## WHAT TO WORK ON
Each line of the listing that contains the word "title" is to be copied.

※

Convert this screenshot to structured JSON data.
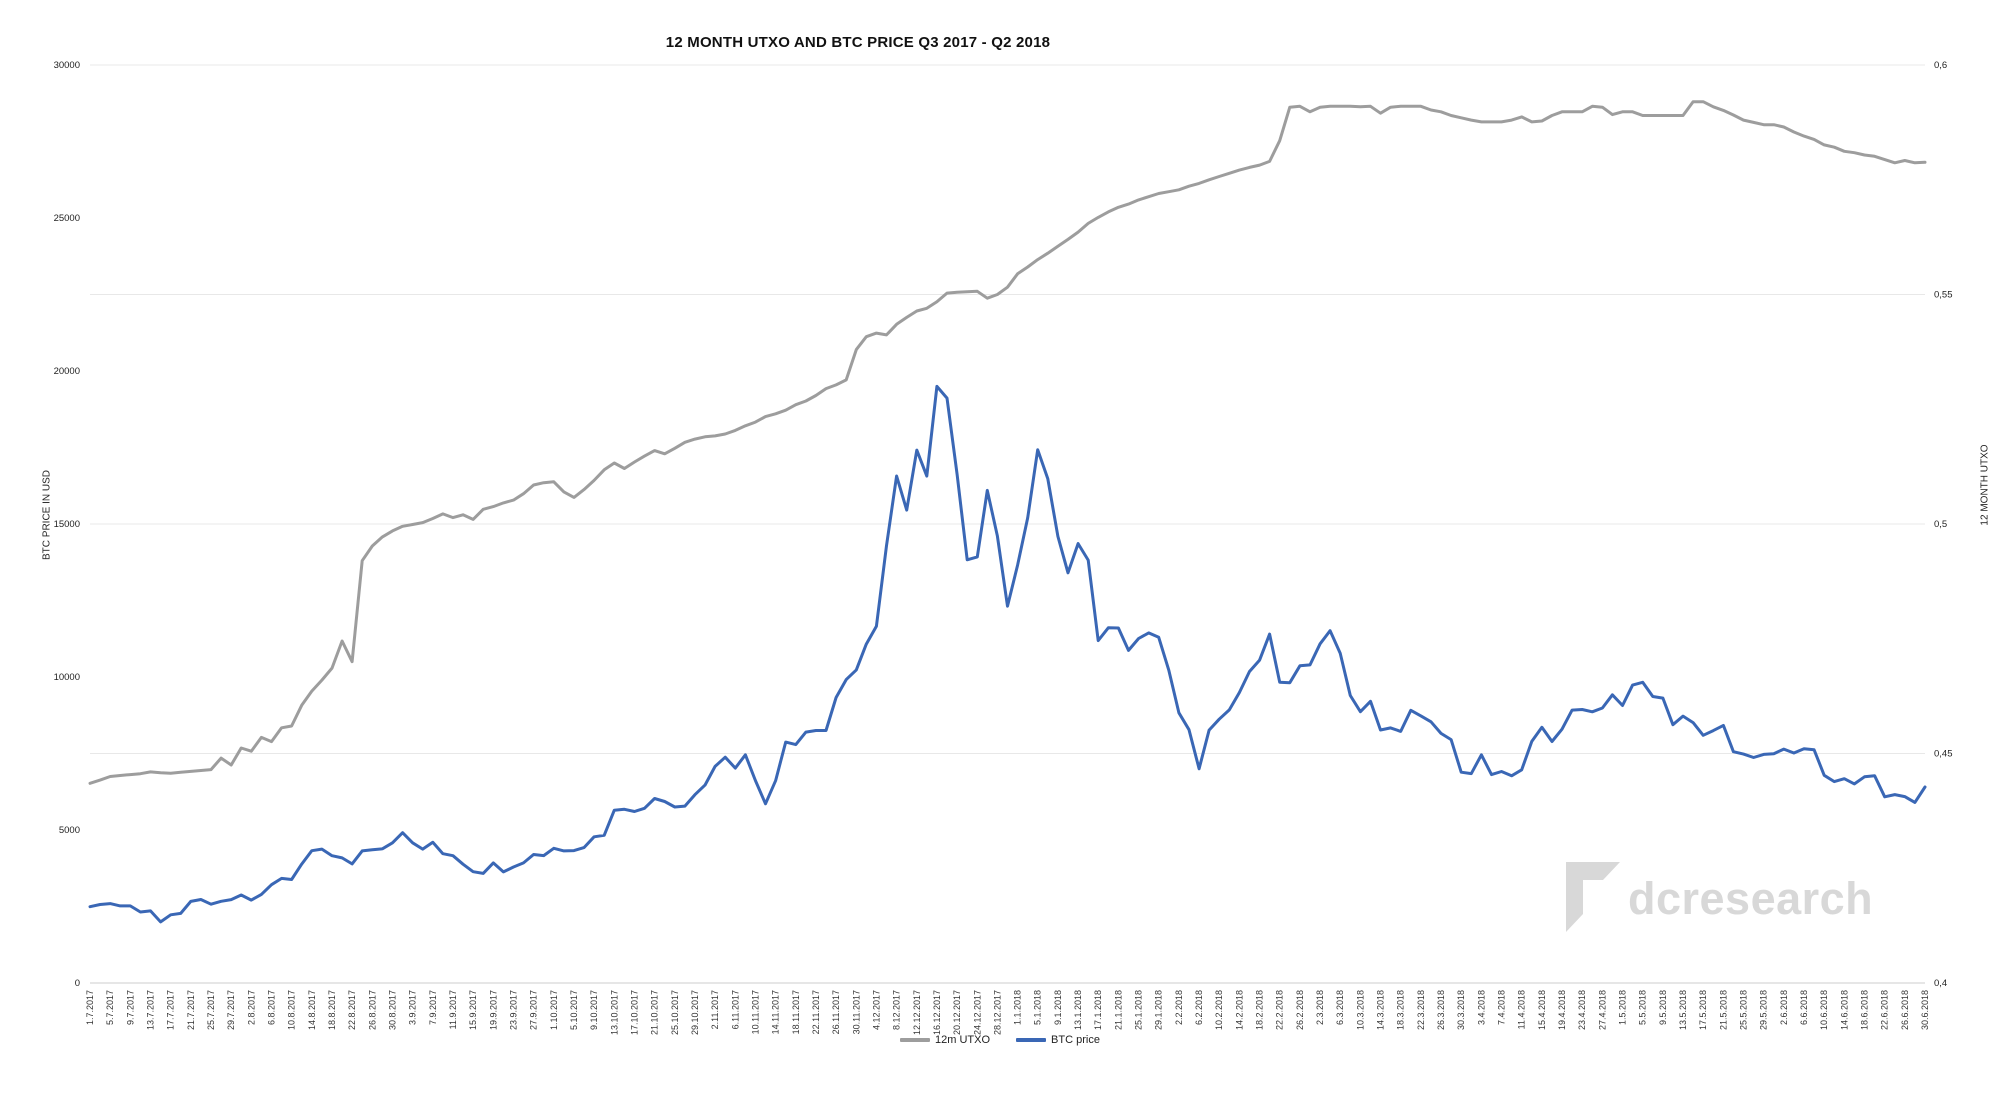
{
  "title": "12 MONTH UTXO AND BTC PRICE Q3 2017 - Q2 2018",
  "watermark": {
    "text": "dcresearch",
    "logo_icon": "folded-corner-logo",
    "color": "#d8d8d8"
  },
  "legend": [
    {
      "label": "12m UTXO",
      "color": "#9d9d9d"
    },
    {
      "label": "BTC price",
      "color": "#3a67b5"
    }
  ],
  "chart_data": {
    "type": "line",
    "title": "12 MONTH UTXO AND BTC PRICE Q3 2017 - Q2 2018",
    "grid": "horizontal-only",
    "legend_position": "bottom-center",
    "x_axis": {
      "total_days": 364,
      "tick_step_days": 4,
      "tick_labels": [
        "1.7.2017",
        "5.7.2017",
        "9.7.2017",
        "13.7.2017",
        "17.7.2017",
        "21.7.2017",
        "25.7.2017",
        "29.7.2017",
        "2.8.2017",
        "6.8.2017",
        "10.8.2017",
        "14.8.2017",
        "18.8.2017",
        "22.8.2017",
        "26.8.2017",
        "30.8.2017",
        "3.9.2017",
        "7.9.2017",
        "11.9.2017",
        "15.9.2017",
        "19.9.2017",
        "23.9.2017",
        "27.9.2017",
        "1.10.2017",
        "5.10.2017",
        "9.10.2017",
        "13.10.2017",
        "17.10.2017",
        "21.10.2017",
        "25.10.2017",
        "29.10.2017",
        "2.11.2017",
        "6.11.2017",
        "10.11.2017",
        "14.11.2017",
        "18.11.2017",
        "22.11.2017",
        "26.11.2017",
        "30.11.2017",
        "4.12.2017",
        "8.12.2017",
        "12.12.2017",
        "16.12.2017",
        "20.12.2017",
        "24.12.2017",
        "28.12.2017",
        "1.1.2018",
        "5.1.2018",
        "9.1.2018",
        "13.1.2018",
        "17.1.2018",
        "21.1.2018",
        "25.1.2018",
        "29.1.2018",
        "2.2.2018",
        "6.2.2018",
        "10.2.2018",
        "14.2.2018",
        "18.2.2018",
        "22.2.2018",
        "26.2.2018",
        "2.3.2018",
        "6.3.2018",
        "10.3.2018",
        "14.3.2018",
        "18.3.2018",
        "22.3.2018",
        "26.3.2018",
        "30.3.2018",
        "3.4.2018",
        "7.4.2018",
        "11.4.2018",
        "15.4.2018",
        "19.4.2018",
        "23.4.2018",
        "27.4.2018",
        "1.5.2018",
        "5.5.2018",
        "9.5.2018",
        "13.5.2018",
        "17.5.2018",
        "21.5.2018",
        "25.5.2018",
        "29.5.2018",
        "2.6.2018",
        "6.6.2018",
        "10.6.2018",
        "14.6.2018",
        "18.6.2018",
        "22.6.2018",
        "26.6.2018",
        "30.6.2018"
      ]
    },
    "y_left": {
      "label": "BTC PRICE IN USD",
      "min": 0,
      "max": 30000,
      "tick_values": [
        0,
        5000,
        10000,
        15000,
        20000,
        25000,
        30000
      ],
      "tick_labels": [
        "0",
        "5000",
        "10000",
        "15000",
        "20000",
        "25000",
        "30000"
      ]
    },
    "y_right": {
      "label": "12 MONTH UTXO",
      "min": 0.4,
      "max": 0.6,
      "tick_values": [
        0.4,
        0.45,
        0.5,
        0.55,
        0.6
      ],
      "tick_labels": [
        "0,4",
        "0,45",
        "0,5",
        "0,55",
        "0,6"
      ],
      "gridline_values": [
        0.45,
        0.5,
        0.55,
        0.6
      ]
    },
    "sampling": "one value every 2 days from 1.7.2017 to 30.6.2018",
    "series": [
      {
        "name": "12m UTXO",
        "axis": "right",
        "color": "#9d9d9d",
        "values": [
          0.4435,
          0.4442,
          0.445,
          0.4452,
          0.4454,
          0.4456,
          0.446,
          0.4458,
          0.4457,
          0.4459,
          0.4461,
          0.4463,
          0.4465,
          0.449,
          0.4475,
          0.4512,
          0.4505,
          0.4535,
          0.4526,
          0.4556,
          0.456,
          0.4605,
          0.4636,
          0.466,
          0.4686,
          0.4745,
          0.47,
          0.492,
          0.4952,
          0.4972,
          0.4985,
          0.4995,
          0.4999,
          0.5003,
          0.5012,
          0.5022,
          0.5014,
          0.502,
          0.501,
          0.5032,
          0.5038,
          0.5046,
          0.5052,
          0.5066,
          0.5085,
          0.509,
          0.5092,
          0.507,
          0.5058,
          0.5075,
          0.5095,
          0.5118,
          0.5133,
          0.5121,
          0.5135,
          0.5148,
          0.516,
          0.5153,
          0.5165,
          0.5178,
          0.5185,
          0.519,
          0.5192,
          0.5196,
          0.5204,
          0.5214,
          0.5222,
          0.5234,
          0.524,
          0.5248,
          0.526,
          0.5268,
          0.528,
          0.5295,
          0.5303,
          0.5314,
          0.538,
          0.5408,
          0.5416,
          0.5412,
          0.5435,
          0.545,
          0.5464,
          0.547,
          0.5484,
          0.5503,
          0.5505,
          0.5506,
          0.5507,
          0.5492,
          0.55,
          0.5516,
          0.5545,
          0.556,
          0.5576,
          0.559,
          0.5605,
          0.562,
          0.5636,
          0.5655,
          0.5668,
          0.568,
          0.569,
          0.5697,
          0.5706,
          0.5713,
          0.572,
          0.5724,
          0.5728,
          0.5736,
          0.5742,
          0.575,
          0.5757,
          0.5764,
          0.5771,
          0.5777,
          0.5782,
          0.579,
          0.5835,
          0.5908,
          0.591,
          0.5898,
          0.5908,
          0.591,
          0.591,
          0.591,
          0.5909,
          0.591,
          0.5895,
          0.5908,
          0.591,
          0.591,
          0.591,
          0.5902,
          0.5898,
          0.589,
          0.5885,
          0.588,
          0.5876,
          0.5876,
          0.5876,
          0.588,
          0.5887,
          0.5876,
          0.5878,
          0.589,
          0.5898,
          0.5898,
          0.5898,
          0.591,
          0.5908,
          0.5892,
          0.5898,
          0.5898,
          0.589,
          0.589,
          0.589,
          0.589,
          0.589,
          0.592,
          0.592,
          0.5909,
          0.5901,
          0.5891,
          0.588,
          0.5875,
          0.587,
          0.587,
          0.5865,
          0.5854,
          0.5845,
          0.5838,
          0.5826,
          0.5821,
          0.5812,
          0.5809,
          0.5804,
          0.5801,
          0.5794,
          0.5787,
          0.5792,
          0.5787,
          0.5788
        ]
      },
      {
        "name": "BTC price",
        "axis": "left",
        "color": "#3a67b5",
        "values": [
          2492,
          2564,
          2595,
          2518,
          2518,
          2319,
          2357,
          1998,
          2228,
          2273,
          2667,
          2730,
          2576,
          2671,
          2726,
          2875,
          2710,
          2895,
          3213,
          3419,
          3381,
          3884,
          4325,
          4376,
          4160,
          4087,
          3892,
          4318,
          4352,
          4384,
          4583,
          4911,
          4582,
          4376,
          4599,
          4226,
          4161,
          3882,
          3637,
          3582,
          3924,
          3631,
          3792,
          3926,
          4200,
          4163,
          4403,
          4317,
          4328,
          4426,
          4778,
          4826,
          5647,
          5678,
          5605,
          5708,
          6031,
          5930,
          5750,
          5780,
          6153,
          6468,
          7078,
          7379,
          7022,
          7459,
          6618,
          5857,
          6611,
          7871,
          7790,
          8200,
          8253,
          8253,
          9330,
          9916,
          10233,
          11074,
          11657,
          14291,
          16569,
          15455,
          17415,
          16564,
          19497,
          19114,
          16624,
          13831,
          13925,
          16099,
          14606,
          12314,
          13657,
          15201,
          17429,
          16477,
          14595,
          13405,
          14360,
          13819,
          11188,
          11607,
          11600,
          10868,
          11259,
          11440,
          11296,
          10221,
          8830,
          8277,
          7000,
          8265,
          8621,
          8926,
          9494,
          10179,
          10551,
          11403,
          9830,
          9813,
          10366,
          10397,
          11086,
          11512,
          10779,
          9395,
          8866,
          9205,
          8269,
          8338,
          8223,
          8913,
          8728,
          8537,
          8158,
          7954,
          6890,
          6844,
          7456,
          6811,
          6911,
          6770,
          6968,
          7895,
          8355,
          7892,
          8294,
          8917,
          8938,
          8864,
          8987,
          9419,
          9067,
          9734,
          9826,
          9362,
          9310,
          8441,
          8723,
          8510,
          8094,
          8247,
          8418,
          7558,
          7480,
          7368,
          7472,
          7494,
          7643,
          7515,
          7653,
          7622,
          6786,
          6582,
          6675,
          6506,
          6740,
          6776,
          6086,
          6157,
          6093,
          5903,
          6404
        ]
      }
    ]
  }
}
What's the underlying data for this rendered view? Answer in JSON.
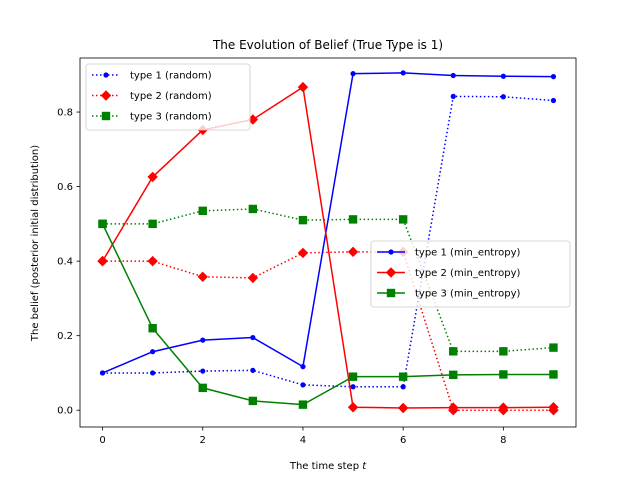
{
  "chart_data": {
    "type": "line",
    "title": "The Evolution of Belief (True Type is 1)",
    "xlabel": "The time step ",
    "xlabel_var": "t",
    "ylabel": "The belief (posterior initial distribution)",
    "xlim": [
      -0.45,
      9.45
    ],
    "ylim": [
      -0.045,
      0.945
    ],
    "xticks": [
      0,
      2,
      4,
      6,
      8
    ],
    "xtick_labels": [
      "0",
      "2",
      "4",
      "6",
      "8"
    ],
    "yticks": [
      0.0,
      0.2,
      0.4,
      0.6,
      0.8
    ],
    "ytick_labels": [
      "0.0",
      "0.2",
      "0.4",
      "0.6",
      "0.8"
    ],
    "grid": false,
    "x": [
      0,
      1,
      2,
      3,
      4,
      5,
      6,
      7,
      8,
      9
    ],
    "series": [
      {
        "name": "type 1 (random)",
        "color": "#0000ff",
        "linestyle": "dotted",
        "marker": "point",
        "values": [
          0.1,
          0.1,
          0.105,
          0.107,
          0.068,
          0.063,
          0.063,
          0.842,
          0.841,
          0.831
        ]
      },
      {
        "name": "type 2 (random)",
        "color": "#ff0000",
        "linestyle": "dotted",
        "marker": "diamond",
        "values": [
          0.4,
          0.4,
          0.358,
          0.355,
          0.422,
          0.425,
          0.425,
          0.0,
          0.0,
          0.0
        ]
      },
      {
        "name": "type 3 (random)",
        "color": "#008000",
        "linestyle": "dotted",
        "marker": "square",
        "values": [
          0.5,
          0.5,
          0.535,
          0.54,
          0.51,
          0.512,
          0.512,
          0.158,
          0.158,
          0.168
        ]
      },
      {
        "name": "type 1 (min_entropy)",
        "color": "#0000ff",
        "linestyle": "solid",
        "marker": "point",
        "values": [
          0.1,
          0.157,
          0.188,
          0.195,
          0.117,
          0.903,
          0.905,
          0.898,
          0.896,
          0.895
        ]
      },
      {
        "name": "type 2 (min_entropy)",
        "color": "#ff0000",
        "linestyle": "solid",
        "marker": "diamond",
        "values": [
          0.4,
          0.626,
          0.752,
          0.78,
          0.867,
          0.008,
          0.006,
          0.007,
          0.007,
          0.008
        ]
      },
      {
        "name": "type 3 (min_entropy)",
        "color": "#008000",
        "linestyle": "solid",
        "marker": "square",
        "values": [
          0.5,
          0.22,
          0.06,
          0.025,
          0.015,
          0.09,
          0.09,
          0.095,
          0.096,
          0.096
        ]
      }
    ],
    "legends": [
      {
        "position": "upper-left",
        "series": [
          0,
          1,
          2
        ]
      },
      {
        "position": "center-right",
        "series": [
          3,
          4,
          5
        ]
      }
    ]
  }
}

※

## REPLY
  "title": "12 MONTH UTXO AND BTC PRICE Q3 2017 - Q2 2018",
    "title": "12 MONTH UTXO AND BTC PRICE Q3 2017 - Q2 2018",
    "title": "The Evolution of Belief (True Type is 1)",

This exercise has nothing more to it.